* START GIVEN ENTRIES *

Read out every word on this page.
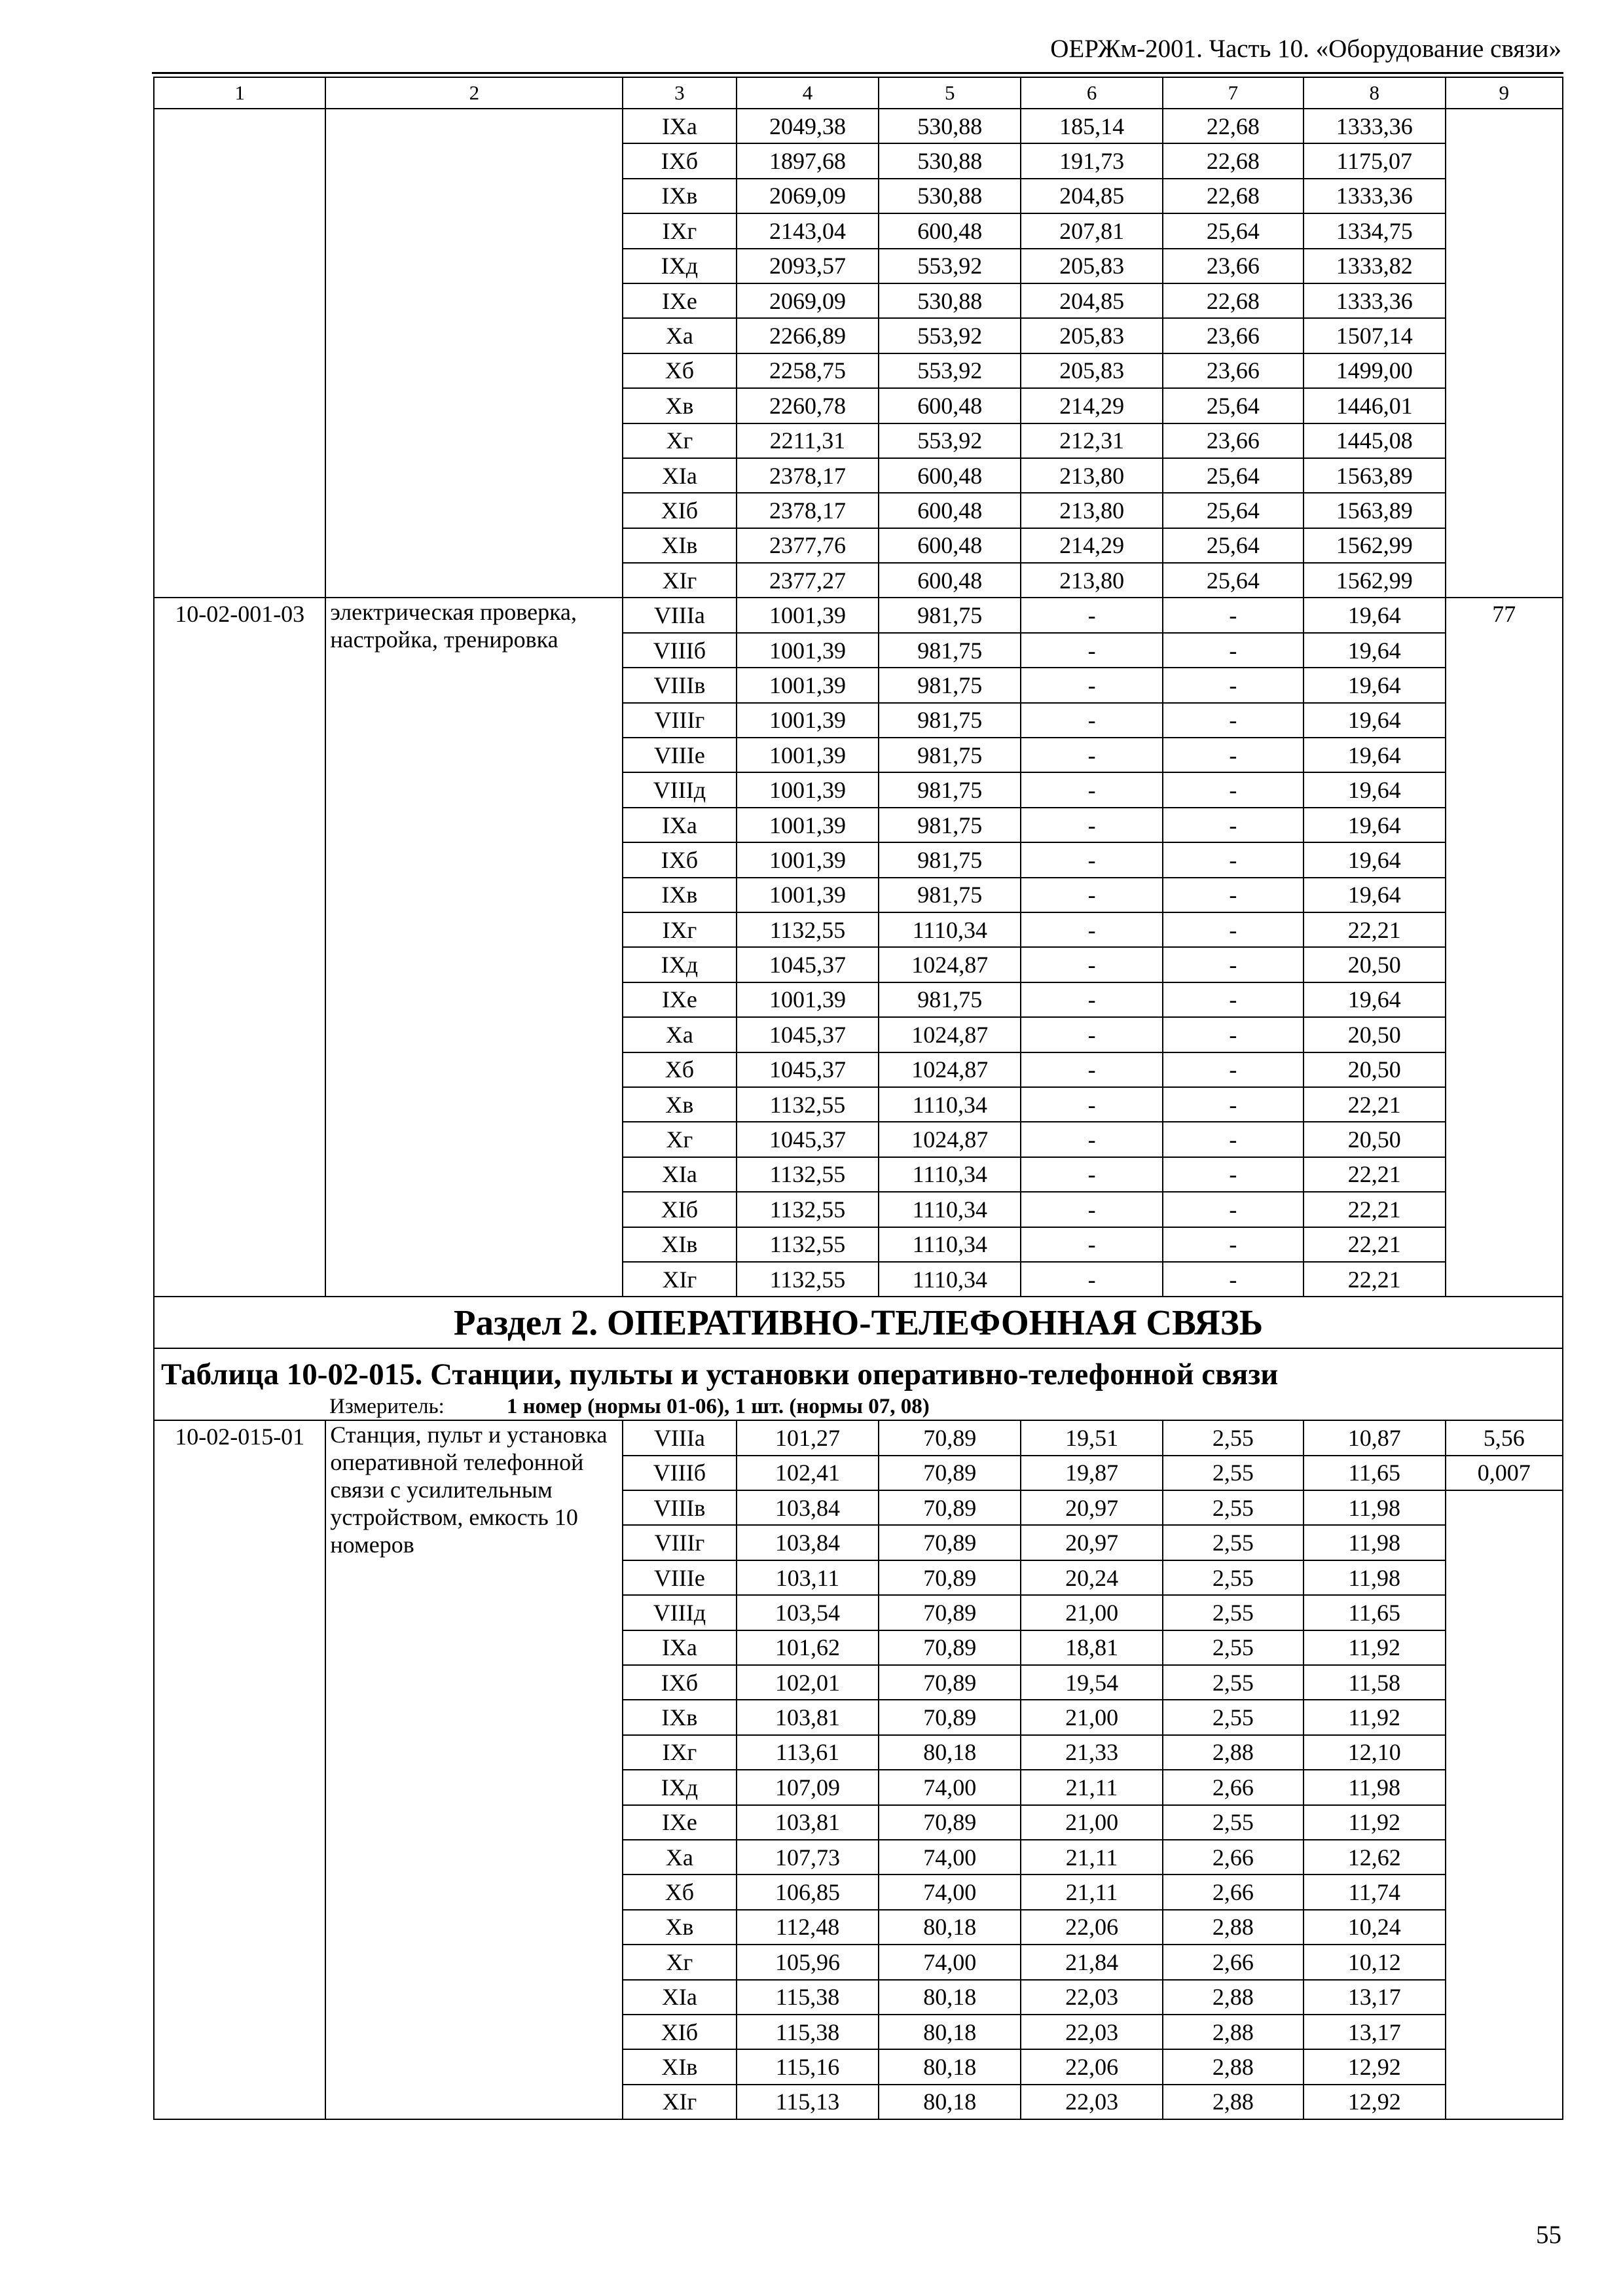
ОЕРЖм-2001. Часть 10. «Оборудование связи»
1	2	3	4	5	6	7	8	9
		IXа	2049,38	530,88	185,14	22,68	1333,36	
		IXб	1897,68	530,88	191,73	22,68	1175,07	
		IXв	2069,09	530,88	204,85	22,68	1333,36	
		IXг	2143,04	600,48	207,81	25,64	1334,75	
		IXд	2093,57	553,92	205,83	23,66	1333,82	
		IXе	2069,09	530,88	204,85	22,68	1333,36	
		Xа	2266,89	553,92	205,83	23,66	1507,14	
		Xб	2258,75	553,92	205,83	23,66	1499,00	
		Xв	2260,78	600,48	214,29	25,64	1446,01	
		Xг	2211,31	553,92	212,31	23,66	1445,08	
		XIа	2378,17	600,48	213,80	25,64	1563,89	
		XIб	2378,17	600,48	213,80	25,64	1563,89	
		XIв	2377,76	600,48	214,29	25,64	1562,99	
		XIг	2377,27	600,48	213,80	25,64	1562,99	
10-02-001-03	электрическая проверка, настройка, тренировка	VIIIа	1001,39	981,75	-	-	19,64	77
		VIIIб	1001,39	981,75	-	-	19,64	
		VIIIв	1001,39	981,75	-	-	19,64	
		VIIIг	1001,39	981,75	-	-	19,64	
		VIIIе	1001,39	981,75	-	-	19,64	
		VIIIд	1001,39	981,75	-	-	19,64	
		IXа	1001,39	981,75	-	-	19,64	
		IXб	1001,39	981,75	-	-	19,64	
		IXв	1001,39	981,75	-	-	19,64	
		IXг	1132,55	1110,34	-	-	22,21	
		IXд	1045,37	1024,87	-	-	20,50	
		IXе	1001,39	981,75	-	-	19,64	
		Xа	1045,37	1024,87	-	-	20,50	
		Xб	1045,37	1024,87	-	-	20,50	
		Xв	1132,55	1110,34	-	-	22,21	
		Xг	1045,37	1024,87	-	-	20,50	
		XIа	1132,55	1110,34	-	-	22,21	
		XIб	1132,55	1110,34	-	-	22,21	
		XIв	1132,55	1110,34	-	-	22,21	
		XIг	1132,55	1110,34	-	-	22,21	
Раздел 2. ОПЕРАТИВНО-ТЕЛЕФОННАЯ СВЯЗЬ								

Таблица 10-02-015. Станции, пульты и установки оперативно-телефонной связи
Измеритель: 1 номер (нормы 01-06), 1 шт. (нормы 07, 08)								

10-02-015-01	Станция, пульт и установка оперативной телефонной связи с усилительным устройством, емкость 10 номеров	VIIIа	101,27	70,89	19,51	2,55	10,87	5,56
		VIIIб	102,41	70,89	19,87	2,55	11,65	0,007
		VIIIв	103,84	70,89	20,97	2,55	11,98	
		VIIIг	103,84	70,89	20,97	2,55	11,98	
		VIIIе	103,11	70,89	20,24	2,55	11,98	
		VIIIд	103,54	70,89	21,00	2,55	11,65	
		IXа	101,62	70,89	18,81	2,55	11,92	
		IXб	102,01	70,89	19,54	2,55	11,58	
		IXв	103,81	70,89	21,00	2,55	11,92	
		IXг	113,61	80,18	21,33	2,88	12,10	
		IXд	107,09	74,00	21,11	2,66	11,98	
		IXе	103,81	70,89	21,00	2,55	11,92	
		Xа	107,73	74,00	21,11	2,66	12,62	
		Xб	106,85	74,00	21,11	2,66	11,74	
		Xв	112,48	80,18	22,06	2,88	10,24	
		Xг	105,96	74,00	21,84	2,66	10,12	
		XIа	115,38	80,18	22,03	2,88	13,17	
		XIб	115,38	80,18	22,03	2,88	13,17	
		XIв	115,16	80,18	22,06	2,88	12,92	
		XIг	115,13	80,18	22,03	2,88	12,92	
55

* END GIVEN ENTRIES *

▶ _EXERCISE PROMPT_
Show all lines from the records above where the word "VIIIа" occurs.

▶ _FULL ANSWER_
10-02-001-03	электрическая проверка, настройка, тренировка	VIIIа	1001,39	981,75	-	-	19,64	77
10-02-015-01	Станция, пульт и установка оперативной телефонной связи с усилительным устройством, емкость 10 номеров	VIIIа	101,27	70,89	19,51	2,55	10,87	5,56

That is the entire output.